▶ Exercise
Gather, from the listing beneath this task, every line holding the string "Distribuição".

▶ Data rows

-- -- --

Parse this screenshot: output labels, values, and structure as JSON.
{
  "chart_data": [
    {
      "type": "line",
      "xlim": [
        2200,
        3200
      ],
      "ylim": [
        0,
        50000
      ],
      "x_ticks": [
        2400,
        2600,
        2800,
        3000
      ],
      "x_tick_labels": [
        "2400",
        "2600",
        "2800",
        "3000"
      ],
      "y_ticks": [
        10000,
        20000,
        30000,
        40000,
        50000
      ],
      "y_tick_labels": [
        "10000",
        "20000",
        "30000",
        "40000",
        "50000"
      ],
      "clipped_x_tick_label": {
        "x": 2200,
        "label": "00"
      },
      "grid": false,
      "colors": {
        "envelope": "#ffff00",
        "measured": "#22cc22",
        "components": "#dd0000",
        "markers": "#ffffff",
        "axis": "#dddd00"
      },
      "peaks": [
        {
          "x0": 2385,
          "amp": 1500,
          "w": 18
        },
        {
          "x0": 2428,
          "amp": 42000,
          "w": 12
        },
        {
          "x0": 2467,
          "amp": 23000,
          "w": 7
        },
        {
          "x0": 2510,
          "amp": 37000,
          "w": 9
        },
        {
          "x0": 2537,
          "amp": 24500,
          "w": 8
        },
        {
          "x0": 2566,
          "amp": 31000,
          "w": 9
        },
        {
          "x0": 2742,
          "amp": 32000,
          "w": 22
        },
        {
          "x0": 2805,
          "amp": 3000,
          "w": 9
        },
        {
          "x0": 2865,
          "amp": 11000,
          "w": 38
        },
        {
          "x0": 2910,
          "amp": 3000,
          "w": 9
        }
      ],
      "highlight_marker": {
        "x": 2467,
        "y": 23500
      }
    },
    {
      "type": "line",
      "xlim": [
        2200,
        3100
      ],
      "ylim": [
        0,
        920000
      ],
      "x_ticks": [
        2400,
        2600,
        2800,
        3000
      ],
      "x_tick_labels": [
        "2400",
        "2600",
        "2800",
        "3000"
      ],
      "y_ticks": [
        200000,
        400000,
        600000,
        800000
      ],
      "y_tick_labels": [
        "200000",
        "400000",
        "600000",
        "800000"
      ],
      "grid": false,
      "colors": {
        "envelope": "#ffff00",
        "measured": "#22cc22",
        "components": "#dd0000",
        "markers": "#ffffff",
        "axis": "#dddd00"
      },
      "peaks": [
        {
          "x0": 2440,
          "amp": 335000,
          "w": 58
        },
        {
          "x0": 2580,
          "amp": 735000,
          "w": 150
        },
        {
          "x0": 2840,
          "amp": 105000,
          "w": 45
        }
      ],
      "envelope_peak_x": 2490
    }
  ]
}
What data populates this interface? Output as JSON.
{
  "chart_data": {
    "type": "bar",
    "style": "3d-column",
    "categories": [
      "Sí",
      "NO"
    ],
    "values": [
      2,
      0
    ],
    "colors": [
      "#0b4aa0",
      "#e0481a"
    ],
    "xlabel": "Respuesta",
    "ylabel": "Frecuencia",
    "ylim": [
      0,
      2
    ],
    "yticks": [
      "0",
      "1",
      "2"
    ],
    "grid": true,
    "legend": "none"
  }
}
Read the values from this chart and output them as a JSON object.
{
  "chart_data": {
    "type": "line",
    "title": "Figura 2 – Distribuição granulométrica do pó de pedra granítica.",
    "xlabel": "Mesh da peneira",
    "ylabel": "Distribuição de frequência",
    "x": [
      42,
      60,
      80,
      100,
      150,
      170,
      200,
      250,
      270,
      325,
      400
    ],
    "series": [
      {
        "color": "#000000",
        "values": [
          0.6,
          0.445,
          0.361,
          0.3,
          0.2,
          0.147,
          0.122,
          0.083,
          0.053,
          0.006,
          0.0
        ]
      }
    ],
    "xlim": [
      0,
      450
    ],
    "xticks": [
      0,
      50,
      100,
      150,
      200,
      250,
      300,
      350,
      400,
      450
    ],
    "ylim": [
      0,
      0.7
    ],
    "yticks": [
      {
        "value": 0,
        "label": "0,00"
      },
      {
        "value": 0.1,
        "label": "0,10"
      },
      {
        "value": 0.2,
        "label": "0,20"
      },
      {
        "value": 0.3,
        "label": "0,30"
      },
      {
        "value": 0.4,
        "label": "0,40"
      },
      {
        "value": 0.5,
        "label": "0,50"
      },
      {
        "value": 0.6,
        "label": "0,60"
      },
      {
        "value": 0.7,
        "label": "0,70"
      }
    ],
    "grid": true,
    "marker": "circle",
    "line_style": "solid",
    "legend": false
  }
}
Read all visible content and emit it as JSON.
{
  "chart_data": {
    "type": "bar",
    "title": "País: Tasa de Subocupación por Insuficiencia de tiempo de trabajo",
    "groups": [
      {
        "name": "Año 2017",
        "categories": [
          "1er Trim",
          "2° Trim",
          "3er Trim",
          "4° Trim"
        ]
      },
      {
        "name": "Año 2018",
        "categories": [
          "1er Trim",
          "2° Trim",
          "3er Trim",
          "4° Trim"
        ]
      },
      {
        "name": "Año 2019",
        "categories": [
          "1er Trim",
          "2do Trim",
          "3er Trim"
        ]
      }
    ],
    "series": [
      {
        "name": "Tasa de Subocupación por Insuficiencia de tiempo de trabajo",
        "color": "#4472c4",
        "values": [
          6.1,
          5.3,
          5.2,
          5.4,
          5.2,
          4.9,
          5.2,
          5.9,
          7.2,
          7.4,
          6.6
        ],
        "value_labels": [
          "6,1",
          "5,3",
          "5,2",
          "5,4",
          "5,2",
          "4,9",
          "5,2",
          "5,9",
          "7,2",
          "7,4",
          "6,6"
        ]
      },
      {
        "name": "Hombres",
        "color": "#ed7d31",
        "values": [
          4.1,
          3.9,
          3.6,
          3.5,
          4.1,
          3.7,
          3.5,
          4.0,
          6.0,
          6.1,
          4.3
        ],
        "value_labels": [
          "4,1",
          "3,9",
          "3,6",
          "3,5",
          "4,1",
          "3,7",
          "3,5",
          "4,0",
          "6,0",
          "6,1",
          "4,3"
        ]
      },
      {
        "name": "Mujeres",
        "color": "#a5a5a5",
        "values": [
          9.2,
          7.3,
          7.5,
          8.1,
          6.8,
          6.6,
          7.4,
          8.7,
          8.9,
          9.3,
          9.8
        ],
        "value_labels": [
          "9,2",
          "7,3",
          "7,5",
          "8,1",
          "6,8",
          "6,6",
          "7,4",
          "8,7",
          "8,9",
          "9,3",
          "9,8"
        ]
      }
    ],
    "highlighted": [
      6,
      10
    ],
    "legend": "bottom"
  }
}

-- -- --

▶ Completed task
    "title": "Figura 2 – Distribuição granulométrica do pó de pedra granítica.",
    "ylabel": "Distribuição de frequência",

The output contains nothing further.